EXERCISE INSTRUCTIONS =>
The answer must be every line of the data that holds the word "Diseases".

EXERCISE MATERIAL =>
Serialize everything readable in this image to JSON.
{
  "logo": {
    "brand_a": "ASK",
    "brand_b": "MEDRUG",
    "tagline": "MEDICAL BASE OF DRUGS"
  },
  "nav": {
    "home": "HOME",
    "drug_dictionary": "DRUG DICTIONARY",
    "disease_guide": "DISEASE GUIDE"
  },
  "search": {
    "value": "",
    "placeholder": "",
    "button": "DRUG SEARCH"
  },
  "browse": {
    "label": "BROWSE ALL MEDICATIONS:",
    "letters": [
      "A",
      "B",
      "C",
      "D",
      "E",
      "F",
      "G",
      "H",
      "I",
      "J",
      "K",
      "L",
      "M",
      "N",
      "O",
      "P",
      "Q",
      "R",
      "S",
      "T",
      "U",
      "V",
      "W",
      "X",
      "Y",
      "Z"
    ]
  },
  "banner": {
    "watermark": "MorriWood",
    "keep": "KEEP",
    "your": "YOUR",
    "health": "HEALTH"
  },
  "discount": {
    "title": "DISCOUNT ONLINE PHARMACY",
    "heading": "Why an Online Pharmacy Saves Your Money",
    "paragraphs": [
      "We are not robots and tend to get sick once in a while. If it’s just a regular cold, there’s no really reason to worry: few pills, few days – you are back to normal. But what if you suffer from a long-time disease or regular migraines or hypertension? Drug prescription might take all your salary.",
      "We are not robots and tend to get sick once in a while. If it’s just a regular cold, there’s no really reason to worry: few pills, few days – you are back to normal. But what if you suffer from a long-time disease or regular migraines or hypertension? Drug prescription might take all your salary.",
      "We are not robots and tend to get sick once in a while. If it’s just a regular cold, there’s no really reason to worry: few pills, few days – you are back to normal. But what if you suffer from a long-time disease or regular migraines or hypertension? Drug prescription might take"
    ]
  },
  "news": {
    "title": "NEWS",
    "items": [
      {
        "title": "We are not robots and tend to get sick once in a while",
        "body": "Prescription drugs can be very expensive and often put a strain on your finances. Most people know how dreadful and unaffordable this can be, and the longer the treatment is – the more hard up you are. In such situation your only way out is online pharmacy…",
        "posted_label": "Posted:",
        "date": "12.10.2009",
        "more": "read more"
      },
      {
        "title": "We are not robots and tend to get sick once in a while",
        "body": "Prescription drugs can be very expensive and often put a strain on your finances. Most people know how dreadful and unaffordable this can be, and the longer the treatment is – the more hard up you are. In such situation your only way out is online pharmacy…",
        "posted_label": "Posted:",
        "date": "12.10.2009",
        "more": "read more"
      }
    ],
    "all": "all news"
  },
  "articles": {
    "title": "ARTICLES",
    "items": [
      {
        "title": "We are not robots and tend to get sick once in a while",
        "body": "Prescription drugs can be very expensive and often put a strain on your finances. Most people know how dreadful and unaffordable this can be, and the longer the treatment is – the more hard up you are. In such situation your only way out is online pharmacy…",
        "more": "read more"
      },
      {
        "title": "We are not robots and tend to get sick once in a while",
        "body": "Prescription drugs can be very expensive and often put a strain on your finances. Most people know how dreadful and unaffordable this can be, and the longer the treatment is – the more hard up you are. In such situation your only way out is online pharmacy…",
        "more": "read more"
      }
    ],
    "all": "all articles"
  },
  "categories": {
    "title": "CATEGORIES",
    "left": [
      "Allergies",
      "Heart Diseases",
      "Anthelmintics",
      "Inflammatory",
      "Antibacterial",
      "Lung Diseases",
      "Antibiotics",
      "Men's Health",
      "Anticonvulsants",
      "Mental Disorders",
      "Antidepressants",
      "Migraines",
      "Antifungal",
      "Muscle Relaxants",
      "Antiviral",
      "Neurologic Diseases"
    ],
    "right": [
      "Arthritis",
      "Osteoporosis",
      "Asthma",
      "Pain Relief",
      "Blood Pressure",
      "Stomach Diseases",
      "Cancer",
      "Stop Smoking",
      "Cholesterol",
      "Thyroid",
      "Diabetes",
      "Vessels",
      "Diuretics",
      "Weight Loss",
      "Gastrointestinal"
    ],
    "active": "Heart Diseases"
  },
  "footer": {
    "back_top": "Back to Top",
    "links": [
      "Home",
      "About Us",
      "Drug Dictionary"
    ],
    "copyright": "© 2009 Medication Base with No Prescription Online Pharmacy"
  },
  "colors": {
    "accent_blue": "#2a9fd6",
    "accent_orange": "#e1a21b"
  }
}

...

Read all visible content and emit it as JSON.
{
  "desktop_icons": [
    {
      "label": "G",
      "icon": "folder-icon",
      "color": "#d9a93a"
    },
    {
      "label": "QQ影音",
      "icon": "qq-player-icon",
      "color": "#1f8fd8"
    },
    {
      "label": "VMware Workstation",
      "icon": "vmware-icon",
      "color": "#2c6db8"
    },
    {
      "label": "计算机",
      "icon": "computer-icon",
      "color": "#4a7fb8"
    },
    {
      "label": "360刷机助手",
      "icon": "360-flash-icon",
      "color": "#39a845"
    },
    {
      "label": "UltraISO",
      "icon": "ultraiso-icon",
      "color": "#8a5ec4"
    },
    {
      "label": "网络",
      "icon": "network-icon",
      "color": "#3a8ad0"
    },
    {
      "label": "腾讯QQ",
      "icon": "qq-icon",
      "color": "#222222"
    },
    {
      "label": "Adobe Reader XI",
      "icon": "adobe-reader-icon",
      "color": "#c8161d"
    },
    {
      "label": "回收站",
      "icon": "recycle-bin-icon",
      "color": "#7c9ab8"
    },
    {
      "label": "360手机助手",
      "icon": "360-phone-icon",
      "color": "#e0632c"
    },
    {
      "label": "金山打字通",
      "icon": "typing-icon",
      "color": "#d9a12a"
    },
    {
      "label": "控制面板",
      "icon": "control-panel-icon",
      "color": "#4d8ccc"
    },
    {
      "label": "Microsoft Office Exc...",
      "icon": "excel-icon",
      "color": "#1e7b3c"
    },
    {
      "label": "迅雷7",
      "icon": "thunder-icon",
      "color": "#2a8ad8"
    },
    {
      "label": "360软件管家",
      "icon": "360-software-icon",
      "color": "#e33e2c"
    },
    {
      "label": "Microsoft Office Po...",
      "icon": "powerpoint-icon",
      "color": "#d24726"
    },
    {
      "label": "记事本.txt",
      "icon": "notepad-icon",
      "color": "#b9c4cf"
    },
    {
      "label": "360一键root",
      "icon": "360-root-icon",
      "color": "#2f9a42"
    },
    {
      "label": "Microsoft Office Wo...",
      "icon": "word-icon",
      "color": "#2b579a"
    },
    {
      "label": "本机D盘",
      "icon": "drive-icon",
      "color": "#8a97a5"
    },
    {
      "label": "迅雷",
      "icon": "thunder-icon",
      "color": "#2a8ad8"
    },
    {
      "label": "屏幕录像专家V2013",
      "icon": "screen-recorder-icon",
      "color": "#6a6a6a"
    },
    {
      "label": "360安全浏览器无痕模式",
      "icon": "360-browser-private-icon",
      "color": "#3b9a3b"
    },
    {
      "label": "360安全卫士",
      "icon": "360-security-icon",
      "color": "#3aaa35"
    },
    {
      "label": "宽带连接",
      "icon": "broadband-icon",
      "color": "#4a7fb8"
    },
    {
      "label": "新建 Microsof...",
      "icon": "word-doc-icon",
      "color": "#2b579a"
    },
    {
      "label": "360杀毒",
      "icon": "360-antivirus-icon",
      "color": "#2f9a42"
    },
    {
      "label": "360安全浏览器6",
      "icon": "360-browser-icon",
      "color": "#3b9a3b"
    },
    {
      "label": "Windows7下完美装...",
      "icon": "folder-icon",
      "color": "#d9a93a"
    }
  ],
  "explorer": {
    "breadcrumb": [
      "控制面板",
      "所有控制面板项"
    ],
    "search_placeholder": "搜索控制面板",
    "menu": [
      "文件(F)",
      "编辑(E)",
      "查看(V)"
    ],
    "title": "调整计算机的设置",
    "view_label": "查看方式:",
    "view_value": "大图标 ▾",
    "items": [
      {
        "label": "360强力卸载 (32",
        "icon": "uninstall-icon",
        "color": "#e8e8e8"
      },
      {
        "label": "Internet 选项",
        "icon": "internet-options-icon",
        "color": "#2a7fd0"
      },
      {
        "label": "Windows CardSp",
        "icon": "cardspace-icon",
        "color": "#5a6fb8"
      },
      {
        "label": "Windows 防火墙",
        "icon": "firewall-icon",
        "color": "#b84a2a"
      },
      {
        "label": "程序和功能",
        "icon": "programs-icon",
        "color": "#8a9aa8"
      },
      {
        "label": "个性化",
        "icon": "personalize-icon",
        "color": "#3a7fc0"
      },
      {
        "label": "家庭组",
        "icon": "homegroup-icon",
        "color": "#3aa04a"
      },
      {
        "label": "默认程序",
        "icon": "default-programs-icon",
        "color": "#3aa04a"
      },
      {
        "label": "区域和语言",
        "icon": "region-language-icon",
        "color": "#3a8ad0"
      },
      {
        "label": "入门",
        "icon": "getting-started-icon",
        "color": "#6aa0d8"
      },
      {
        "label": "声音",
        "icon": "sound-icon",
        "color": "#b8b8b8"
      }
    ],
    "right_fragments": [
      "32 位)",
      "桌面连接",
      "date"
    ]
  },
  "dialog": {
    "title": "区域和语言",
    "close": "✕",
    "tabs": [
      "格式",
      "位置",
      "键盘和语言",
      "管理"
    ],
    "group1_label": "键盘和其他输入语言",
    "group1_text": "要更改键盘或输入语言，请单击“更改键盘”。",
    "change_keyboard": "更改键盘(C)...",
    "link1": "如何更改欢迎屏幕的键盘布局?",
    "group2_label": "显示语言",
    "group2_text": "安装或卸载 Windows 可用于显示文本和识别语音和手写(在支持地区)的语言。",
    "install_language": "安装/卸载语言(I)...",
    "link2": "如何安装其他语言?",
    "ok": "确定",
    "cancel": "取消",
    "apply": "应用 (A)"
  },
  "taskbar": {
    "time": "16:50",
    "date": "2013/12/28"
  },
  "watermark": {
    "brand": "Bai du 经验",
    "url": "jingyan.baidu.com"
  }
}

ANSWER BOX =>
      "Heart Diseases",
      "Lung Diseases",
      "Neurologic Diseases"
      "Stomach Diseases",
    "active": "Heart Diseases"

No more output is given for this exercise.